• _WORK TO COMPLETE_:
Extract all lines containing "посевные".

+-------+

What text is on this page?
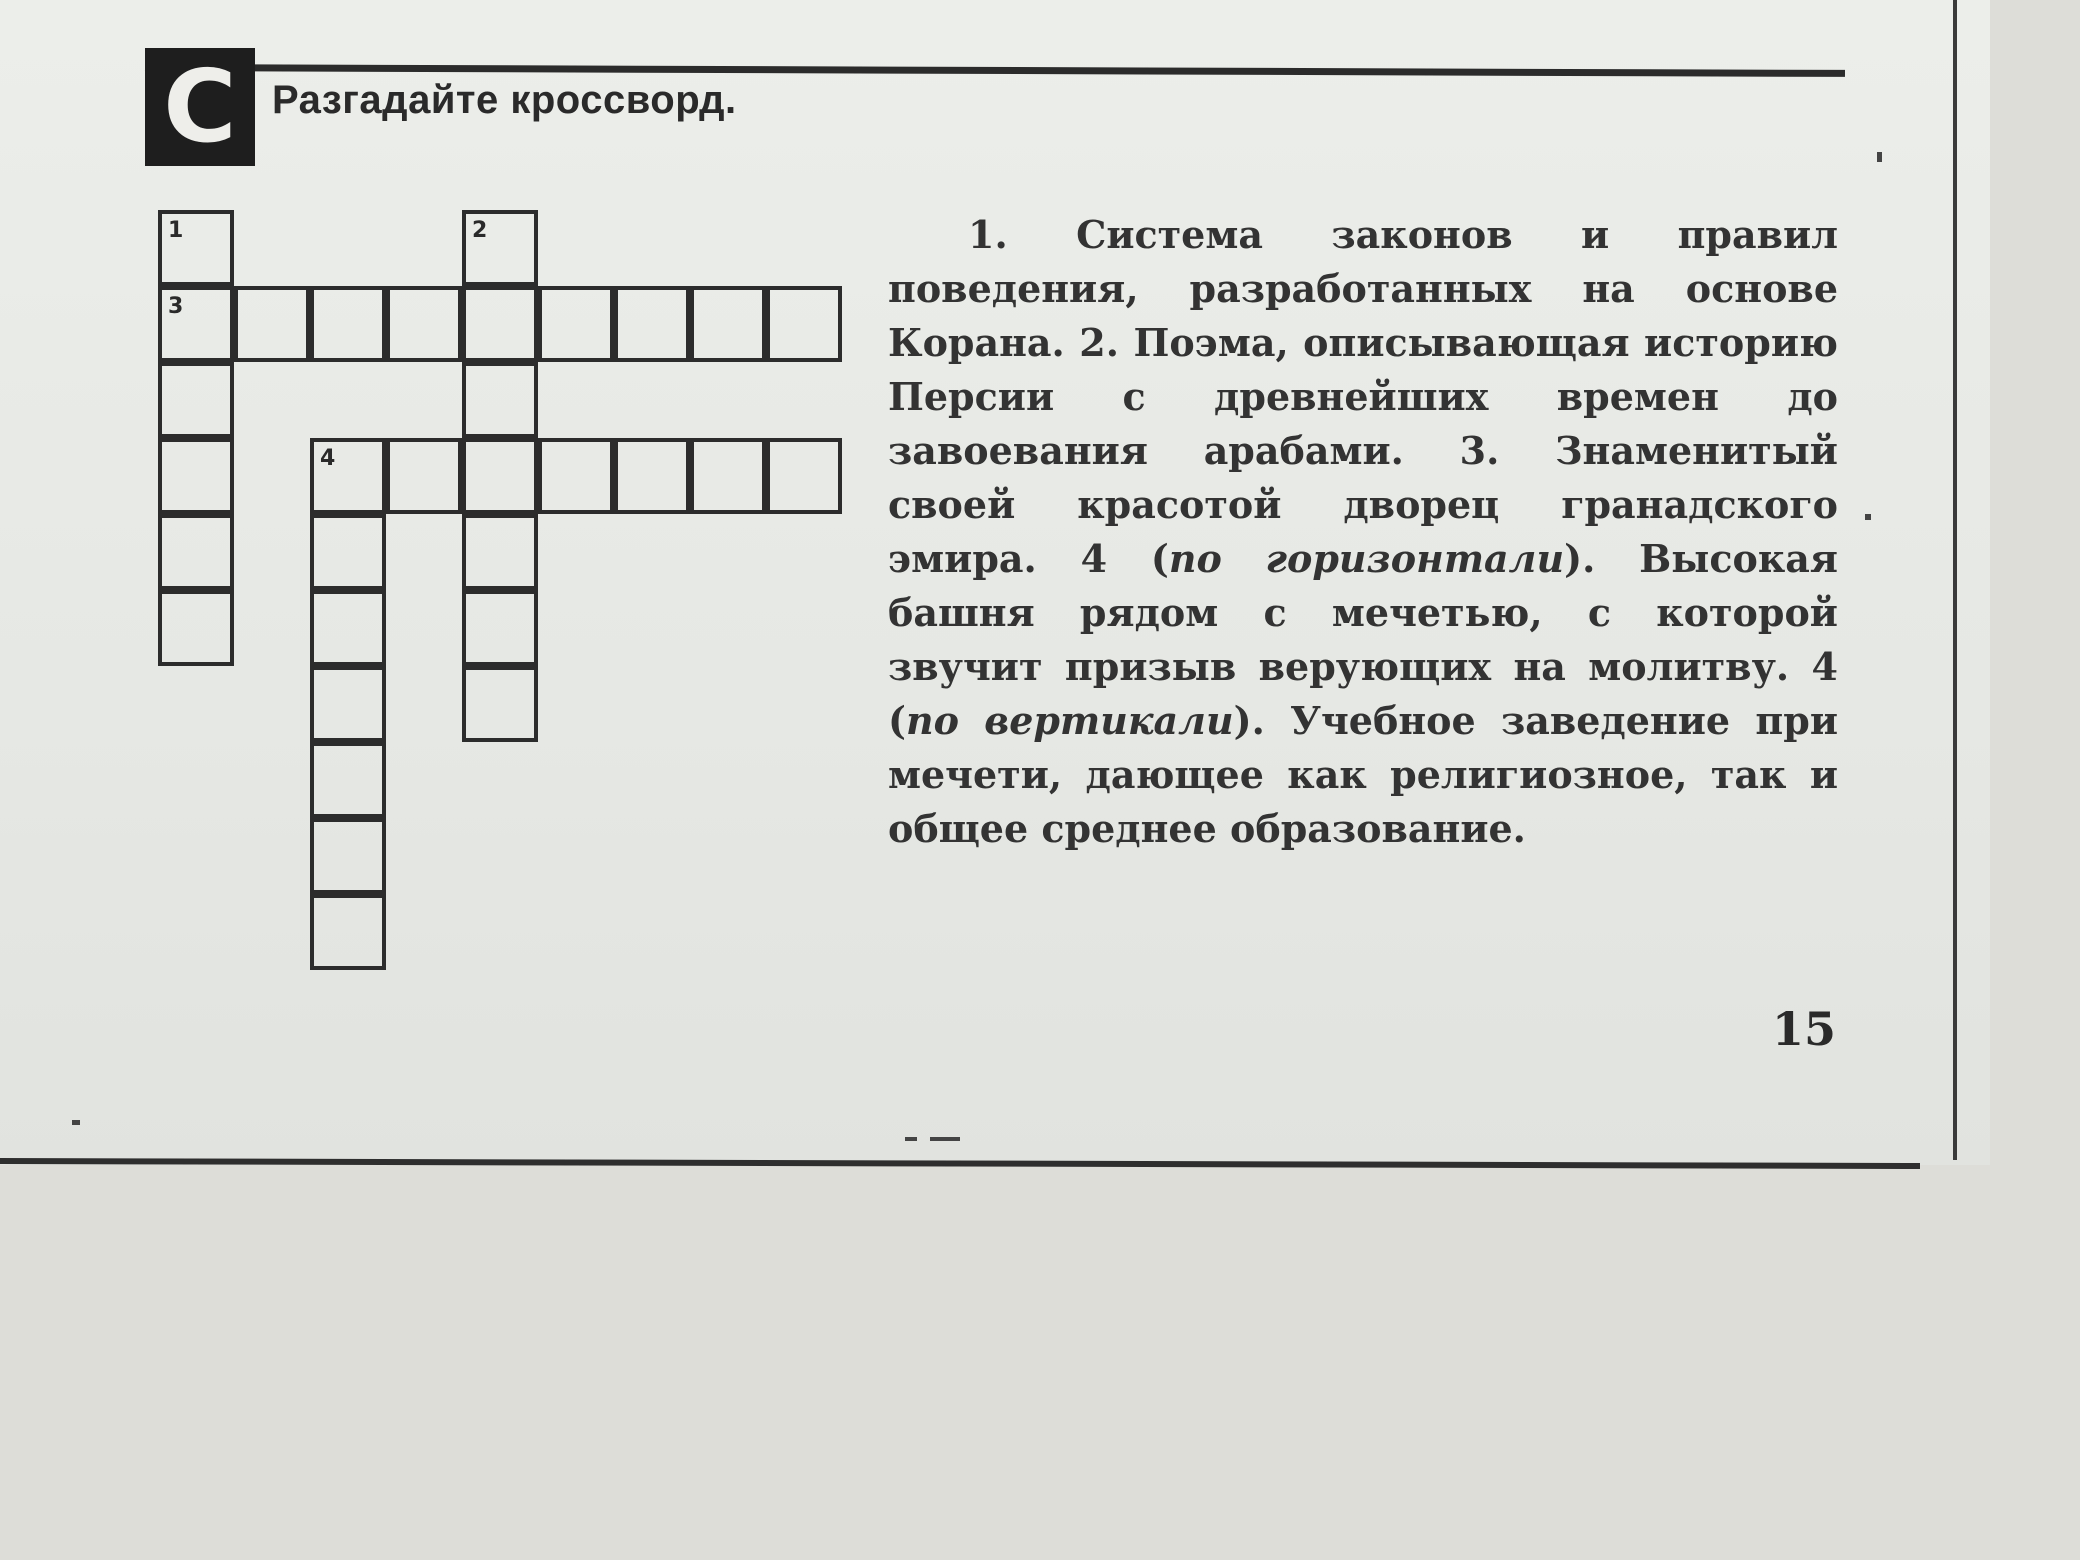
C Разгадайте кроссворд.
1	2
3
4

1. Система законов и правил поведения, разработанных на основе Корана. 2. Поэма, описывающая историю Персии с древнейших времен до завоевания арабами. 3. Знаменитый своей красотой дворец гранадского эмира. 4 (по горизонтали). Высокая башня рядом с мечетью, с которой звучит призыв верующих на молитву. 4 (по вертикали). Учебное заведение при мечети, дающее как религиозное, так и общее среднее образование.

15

+-------+

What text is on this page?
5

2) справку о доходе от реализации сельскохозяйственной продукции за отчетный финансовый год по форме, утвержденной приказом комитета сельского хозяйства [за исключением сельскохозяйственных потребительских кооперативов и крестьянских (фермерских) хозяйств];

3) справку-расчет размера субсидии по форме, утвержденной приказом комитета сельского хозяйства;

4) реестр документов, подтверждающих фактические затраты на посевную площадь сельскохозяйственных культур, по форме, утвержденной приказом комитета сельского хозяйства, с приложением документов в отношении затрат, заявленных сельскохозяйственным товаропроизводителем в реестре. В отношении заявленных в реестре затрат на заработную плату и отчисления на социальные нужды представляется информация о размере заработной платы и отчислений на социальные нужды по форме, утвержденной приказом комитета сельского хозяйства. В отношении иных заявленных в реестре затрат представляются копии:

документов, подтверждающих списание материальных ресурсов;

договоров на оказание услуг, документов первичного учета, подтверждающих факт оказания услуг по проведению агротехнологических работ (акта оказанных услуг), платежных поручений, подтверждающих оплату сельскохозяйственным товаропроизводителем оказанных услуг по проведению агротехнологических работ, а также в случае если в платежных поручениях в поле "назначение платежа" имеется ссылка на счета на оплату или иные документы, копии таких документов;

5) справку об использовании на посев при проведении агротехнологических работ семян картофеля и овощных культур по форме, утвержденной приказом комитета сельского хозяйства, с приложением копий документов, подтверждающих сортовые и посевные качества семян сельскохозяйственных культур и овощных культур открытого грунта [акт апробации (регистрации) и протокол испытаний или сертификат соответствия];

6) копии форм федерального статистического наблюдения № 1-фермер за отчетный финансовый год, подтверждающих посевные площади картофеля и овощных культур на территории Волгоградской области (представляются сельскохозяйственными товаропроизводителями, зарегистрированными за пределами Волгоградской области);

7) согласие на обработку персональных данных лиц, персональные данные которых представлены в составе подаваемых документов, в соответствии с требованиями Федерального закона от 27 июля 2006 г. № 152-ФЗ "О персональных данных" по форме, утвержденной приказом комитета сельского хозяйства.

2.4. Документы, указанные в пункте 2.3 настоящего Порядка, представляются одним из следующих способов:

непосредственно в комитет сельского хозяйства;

+-------+

• _OUTPUT FOR THIS TASK_:
5) справку об использовании на посев при проведении агротехнологических работ семян картофеля и овощных культур по форме, утвержденной приказом комитета сельского хозяйства, с приложением копий документов, подтверждающих сортовые и посевные качества семян сельскохозяйственных культур и овощных культур открытого грунта [акт апробации (регистрации) и протокол испытаний или сертификат соответствия];
6) копии форм федерального статистического наблюдения № 1-фермер за отчетный финансовый год, подтверждающих посевные площади картофеля и овощных культур на территории Волгоградской области (представляются сельскохозяйственными товаропроизводителями, зарегистрированными за пределами Волгоградской области);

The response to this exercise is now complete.